# [Data entries]
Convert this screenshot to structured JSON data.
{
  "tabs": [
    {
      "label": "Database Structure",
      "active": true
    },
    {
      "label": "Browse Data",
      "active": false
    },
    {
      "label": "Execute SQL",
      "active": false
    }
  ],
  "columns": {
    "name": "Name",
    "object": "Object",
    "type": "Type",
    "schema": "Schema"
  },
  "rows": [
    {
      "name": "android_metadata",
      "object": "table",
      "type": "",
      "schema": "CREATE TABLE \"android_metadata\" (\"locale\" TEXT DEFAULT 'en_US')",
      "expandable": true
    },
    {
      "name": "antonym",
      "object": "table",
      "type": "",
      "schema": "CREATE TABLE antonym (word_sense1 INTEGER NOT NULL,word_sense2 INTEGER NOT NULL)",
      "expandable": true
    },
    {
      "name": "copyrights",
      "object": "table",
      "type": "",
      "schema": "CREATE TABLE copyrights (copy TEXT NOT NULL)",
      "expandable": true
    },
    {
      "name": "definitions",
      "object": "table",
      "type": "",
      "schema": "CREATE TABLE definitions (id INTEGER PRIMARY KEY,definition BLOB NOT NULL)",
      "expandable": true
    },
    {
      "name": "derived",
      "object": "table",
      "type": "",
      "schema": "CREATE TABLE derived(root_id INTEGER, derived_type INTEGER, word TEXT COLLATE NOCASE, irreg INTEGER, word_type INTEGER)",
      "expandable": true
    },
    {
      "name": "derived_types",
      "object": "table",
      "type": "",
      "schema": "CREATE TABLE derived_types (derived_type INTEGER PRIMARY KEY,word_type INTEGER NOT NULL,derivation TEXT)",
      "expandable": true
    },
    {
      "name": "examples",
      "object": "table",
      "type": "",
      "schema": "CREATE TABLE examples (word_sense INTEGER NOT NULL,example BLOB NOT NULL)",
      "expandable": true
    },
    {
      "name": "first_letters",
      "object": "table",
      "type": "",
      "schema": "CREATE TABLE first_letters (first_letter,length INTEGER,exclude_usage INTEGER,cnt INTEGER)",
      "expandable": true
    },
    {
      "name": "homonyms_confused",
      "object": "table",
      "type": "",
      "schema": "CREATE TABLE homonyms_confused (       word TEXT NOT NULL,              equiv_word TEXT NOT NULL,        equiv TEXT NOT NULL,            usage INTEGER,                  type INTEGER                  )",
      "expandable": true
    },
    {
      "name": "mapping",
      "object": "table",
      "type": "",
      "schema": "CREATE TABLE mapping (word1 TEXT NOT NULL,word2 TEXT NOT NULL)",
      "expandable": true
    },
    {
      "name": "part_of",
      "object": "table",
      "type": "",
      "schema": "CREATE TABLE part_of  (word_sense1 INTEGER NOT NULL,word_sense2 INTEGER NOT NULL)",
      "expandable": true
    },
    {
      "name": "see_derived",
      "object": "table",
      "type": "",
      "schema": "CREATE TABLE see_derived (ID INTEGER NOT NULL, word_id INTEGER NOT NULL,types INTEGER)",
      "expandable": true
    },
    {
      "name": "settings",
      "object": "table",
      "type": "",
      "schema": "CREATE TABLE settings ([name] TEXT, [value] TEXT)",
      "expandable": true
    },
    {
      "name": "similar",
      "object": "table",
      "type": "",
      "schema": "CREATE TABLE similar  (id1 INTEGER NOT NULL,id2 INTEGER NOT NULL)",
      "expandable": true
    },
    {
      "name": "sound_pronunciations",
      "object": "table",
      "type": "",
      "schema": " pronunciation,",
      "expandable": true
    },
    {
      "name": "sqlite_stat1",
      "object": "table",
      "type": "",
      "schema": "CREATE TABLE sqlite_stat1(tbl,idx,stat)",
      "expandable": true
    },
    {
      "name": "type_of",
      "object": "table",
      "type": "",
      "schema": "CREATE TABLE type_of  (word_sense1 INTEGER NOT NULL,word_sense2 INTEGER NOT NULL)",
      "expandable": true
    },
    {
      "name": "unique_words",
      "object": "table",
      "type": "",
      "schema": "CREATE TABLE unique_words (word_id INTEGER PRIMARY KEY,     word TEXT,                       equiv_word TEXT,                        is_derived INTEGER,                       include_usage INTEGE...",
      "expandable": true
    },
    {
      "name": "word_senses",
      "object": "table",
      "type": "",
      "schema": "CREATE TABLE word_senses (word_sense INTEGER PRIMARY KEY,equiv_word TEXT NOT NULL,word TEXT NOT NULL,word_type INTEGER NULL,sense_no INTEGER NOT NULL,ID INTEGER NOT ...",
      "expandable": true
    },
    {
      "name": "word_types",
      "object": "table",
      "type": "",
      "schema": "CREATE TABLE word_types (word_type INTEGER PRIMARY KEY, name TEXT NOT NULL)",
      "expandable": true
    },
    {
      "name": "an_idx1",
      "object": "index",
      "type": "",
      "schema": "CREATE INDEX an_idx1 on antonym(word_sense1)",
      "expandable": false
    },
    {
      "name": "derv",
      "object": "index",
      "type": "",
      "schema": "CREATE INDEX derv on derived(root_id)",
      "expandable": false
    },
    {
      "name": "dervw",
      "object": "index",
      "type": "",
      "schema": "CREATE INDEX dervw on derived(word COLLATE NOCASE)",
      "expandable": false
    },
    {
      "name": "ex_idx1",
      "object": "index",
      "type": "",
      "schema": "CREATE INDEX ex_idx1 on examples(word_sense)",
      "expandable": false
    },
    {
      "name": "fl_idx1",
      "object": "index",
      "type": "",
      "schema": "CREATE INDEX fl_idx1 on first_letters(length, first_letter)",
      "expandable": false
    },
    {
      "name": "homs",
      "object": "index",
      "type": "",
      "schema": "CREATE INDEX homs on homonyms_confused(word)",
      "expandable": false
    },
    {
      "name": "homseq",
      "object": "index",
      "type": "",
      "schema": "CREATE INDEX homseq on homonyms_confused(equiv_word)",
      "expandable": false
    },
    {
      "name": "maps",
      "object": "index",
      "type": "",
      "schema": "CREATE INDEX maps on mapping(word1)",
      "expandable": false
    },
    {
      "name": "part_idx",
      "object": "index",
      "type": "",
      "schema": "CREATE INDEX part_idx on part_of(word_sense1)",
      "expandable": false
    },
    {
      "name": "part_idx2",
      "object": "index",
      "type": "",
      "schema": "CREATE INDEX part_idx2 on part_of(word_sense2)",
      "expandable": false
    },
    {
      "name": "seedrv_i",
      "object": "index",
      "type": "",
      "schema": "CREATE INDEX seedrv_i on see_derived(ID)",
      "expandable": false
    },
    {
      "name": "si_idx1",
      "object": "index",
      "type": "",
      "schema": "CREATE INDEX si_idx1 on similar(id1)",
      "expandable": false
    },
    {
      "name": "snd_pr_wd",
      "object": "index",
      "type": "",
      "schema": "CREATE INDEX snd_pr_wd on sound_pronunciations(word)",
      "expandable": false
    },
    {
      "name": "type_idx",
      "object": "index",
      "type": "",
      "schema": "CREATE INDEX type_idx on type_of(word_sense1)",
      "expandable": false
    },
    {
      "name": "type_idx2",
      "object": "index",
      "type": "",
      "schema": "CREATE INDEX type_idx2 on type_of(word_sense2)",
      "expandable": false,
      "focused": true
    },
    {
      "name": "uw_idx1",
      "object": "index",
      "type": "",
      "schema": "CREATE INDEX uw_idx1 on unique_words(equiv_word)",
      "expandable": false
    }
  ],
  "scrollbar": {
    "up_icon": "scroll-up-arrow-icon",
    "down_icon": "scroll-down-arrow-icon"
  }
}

# [Directive]
Output the listing above exactly as it appears.

# [Exercise solution]
Convert this screenshot to structured JSON data.
{
  "tabs": [
    {
      "label": "Database Structure",
      "active": true
    },
    {
      "label": "Browse Data",
      "active": false
    },
    {
      "label": "Execute SQL",
      "active": false
    }
  ],
  "columns": {
    "name": "Name",
    "object": "Object",
    "type": "Type",
    "schema": "Schema"
  },
  "rows": [
    {
      "name": "android_metadata",
      "object": "table",
      "type": "",
      "schema": "CREATE TABLE \"android_metadata\" (\"locale\" TEXT DEFAULT 'en_US')",
      "expandable": true
    },
    {
      "name": "antonym",
      "object": "table",
      "type": "",
      "schema": "CREATE TABLE antonym (word_sense1 INTEGER NOT NULL,word_sense2 INTEGER NOT NULL)",
      "expandable": true
    },
    {
      "name": "copyrights",
      "object": "table",
      "type": "",
      "schema": "CREATE TABLE copyrights (copy TEXT NOT NULL)",
      "expandable": true
    },
    {
      "name": "definitions",
      "object": "table",
      "type": "",
      "schema": "CREATE TABLE definitions (id INTEGER PRIMARY KEY,definition BLOB NOT NULL)",
      "expandable": true
    },
    {
      "name": "derived",
      "object": "table",
      "type": "",
      "schema": "CREATE TABLE derived(root_id INTEGER, derived_type INTEGER, word TEXT COLLATE NOCASE, irreg INTEGER, word_type INTEGER)",
      "expandable": true
    },
    {
      "name": "derived_types",
      "object": "table",
      "type": "",
      "schema": "CREATE TABLE derived_types (derived_type INTEGER PRIMARY KEY,word_type INTEGER NOT NULL,derivation TEXT)",
      "expandable": true
    },
    {
      "name": "examples",
      "object": "table",
      "type": "",
      "schema": "CREATE TABLE examples (word_sense INTEGER NOT NULL,example BLOB NOT NULL)",
      "expandable": true
    },
    {
      "name": "first_letters",
      "object": "table",
      "type": "",
      "schema": "CREATE TABLE first_letters (first_letter,length INTEGER,exclude_usage INTEGER,cnt INTEGER)",
      "expandable": true
    },
    {
      "name": "homonyms_confused",
      "object": "table",
      "type": "",
      "schema": "CREATE TABLE homonyms_confused (       word TEXT NOT NULL,              equiv_word TEXT NOT NULL,        equiv TEXT NOT NULL,            usage INTEGER,                  type INTEGER                  )",
      "expandable": true
    },
    {
      "name": "mapping",
      "object": "table",
      "type": "",
      "schema": "CREATE TABLE mapping (word1 TEXT NOT NULL,word2 TEXT NOT NULL)",
      "expandable": true
    },
    {
      "name": "part_of",
      "object": "table",
      "type": "",
      "schema": "CREATE TABLE part_of  (word_sense1 INTEGER NOT NULL,word_sense2 INTEGER NOT NULL)",
      "expandable": true
    },
    {
      "name": "see_derived",
      "object": "table",
      "type": "",
      "schema": "CREATE TABLE see_derived (ID INTEGER NOT NULL, word_id INTEGER NOT NULL,types INTEGER)",
      "expandable": true
    },
    {
      "name": "settings",
      "object": "table",
      "type": "",
      "schema": "CREATE TABLE settings ([name] TEXT, [value] TEXT)",
      "expandable": true
    },
    {
      "name": "similar",
      "object": "table",
      "type": "",
      "schema": "CREATE TABLE similar  (id1 INTEGER NOT NULL,id2 INTEGER NOT NULL)",
      "expandable": true
    },
    {
      "name": "sound_pronunciations",
      "object": "table",
      "type": "",
      "schema": " pronunciation,",
      "expandable": true
    },
    {
      "name": "sqlite_stat1",
      "object": "table",
      "type": "",
      "schema": "CREATE TABLE sqlite_stat1(tbl,idx,stat)",
      "expandable": true
    },
    {
      "name": "type_of",
      "object": "table",
      "type": "",
      "schema": "CREATE TABLE type_of  (word_sense1 INTEGER NOT NULL,word_sense2 INTEGER NOT NULL)",
      "expandable": true
    },
    {
      "name": "unique_words",
      "object": "table",
      "type": "",
      "schema": "CREATE TABLE unique_words (word_id INTEGER PRIMARY KEY,     word TEXT,                       equiv_word TEXT,                        is_derived INTEGER,                       include_usage INTEGE...",
      "expandable": true
    },
    {
      "name": "word_senses",
      "object": "table",
      "type": "",
      "schema": "CREATE TABLE word_senses (word_sense INTEGER PRIMARY KEY,equiv_word TEXT NOT NULL,word TEXT NOT NULL,word_type INTEGER NULL,sense_no INTEGER NOT NULL,ID INTEGER NOT ...",
      "expandable": true
    },
    {
      "name": "word_types",
      "object": "table",
      "type": "",
      "schema": "CREATE TABLE word_types (word_type INTEGER PRIMARY KEY, name TEXT NOT NULL)",
      "expandable": true
    },
    {
      "name": "an_idx1",
      "object": "index",
      "type": "",
      "schema": "CREATE INDEX an_idx1 on antonym(word_sense1)",
      "expandable": false
    },
    {
      "name": "derv",
      "object": "index",
      "type": "",
      "schema": "CREATE INDEX derv on derived(root_id)",
      "expandable": false
    },
    {
      "name": "dervw",
      "object": "index",
      "type": "",
      "schema": "CREATE INDEX dervw on derived(word COLLATE NOCASE)",
      "expandable": false
    },
    {
      "name": "ex_idx1",
      "object": "index",
      "type": "",
      "schema": "CREATE INDEX ex_idx1 on examples(word_sense)",
      "expandable": false
    },
    {
      "name": "fl_idx1",
      "object": "index",
      "type": "",
      "schema": "CREATE INDEX fl_idx1 on first_letters(length, first_letter)",
      "expandable": false
    },
    {
      "name": "homs",
      "object": "index",
      "type": "",
      "schema": "CREATE INDEX homs on homonyms_confused(word)",
      "expandable": false
    },
    {
      "name": "homseq",
      "object": "index",
      "type": "",
      "schema": "CREATE INDEX homseq on homonyms_confused(equiv_word)",
      "expandable": false
    },
    {
      "name": "maps",
      "object": "index",
      "type": "",
      "schema": "CREATE INDEX maps on mapping(word1)",
      "expandable": false
    },
    {
      "name": "part_idx",
      "object": "index",
      "type": "",
      "schema": "CREATE INDEX part_idx on part_of(word_sense1)",
      "expandable": false
    },
    {
      "name": "part_idx2",
      "object": "index",
      "type": "",
      "schema": "CREATE INDEX part_idx2 on part_of(word_sense2)",
      "expandable": false
    },
    {
      "name": "seedrv_i",
      "object": "index",
      "type": "",
      "schema": "CREATE INDEX seedrv_i on see_derived(ID)",
      "expandable": false
    },
    {
      "name": "si_idx1",
      "object": "index",
      "type": "",
      "schema": "CREATE INDEX si_idx1 on similar(id1)",
      "expandable": false
    },
    {
      "name": "snd_pr_wd",
      "object": "index",
      "type": "",
      "schema": "CREATE INDEX snd_pr_wd on sound_pronunciations(word)",
      "expandable": false
    },
    {
      "name": "type_idx",
      "object": "index",
      "type": "",
      "schema": "CREATE INDEX type_idx on type_of(word_sense1)",
      "expandable": false
    },
    {
      "name": "type_idx2",
      "object": "index",
      "type": "",
      "schema": "CREATE INDEX type_idx2 on type_of(word_sense2)",
      "expandable": false,
      "focused": true
    },
    {
      "name": "uw_idx1",
      "object": "index",
      "type": "",
      "schema": "CREATE INDEX uw_idx1 on unique_words(equiv_word)",
      "expandable": false
    }
  ],
  "scrollbar": {
    "up_icon": "scroll-up-arrow-icon",
    "down_icon": "scroll-down-arrow-icon"
  }
}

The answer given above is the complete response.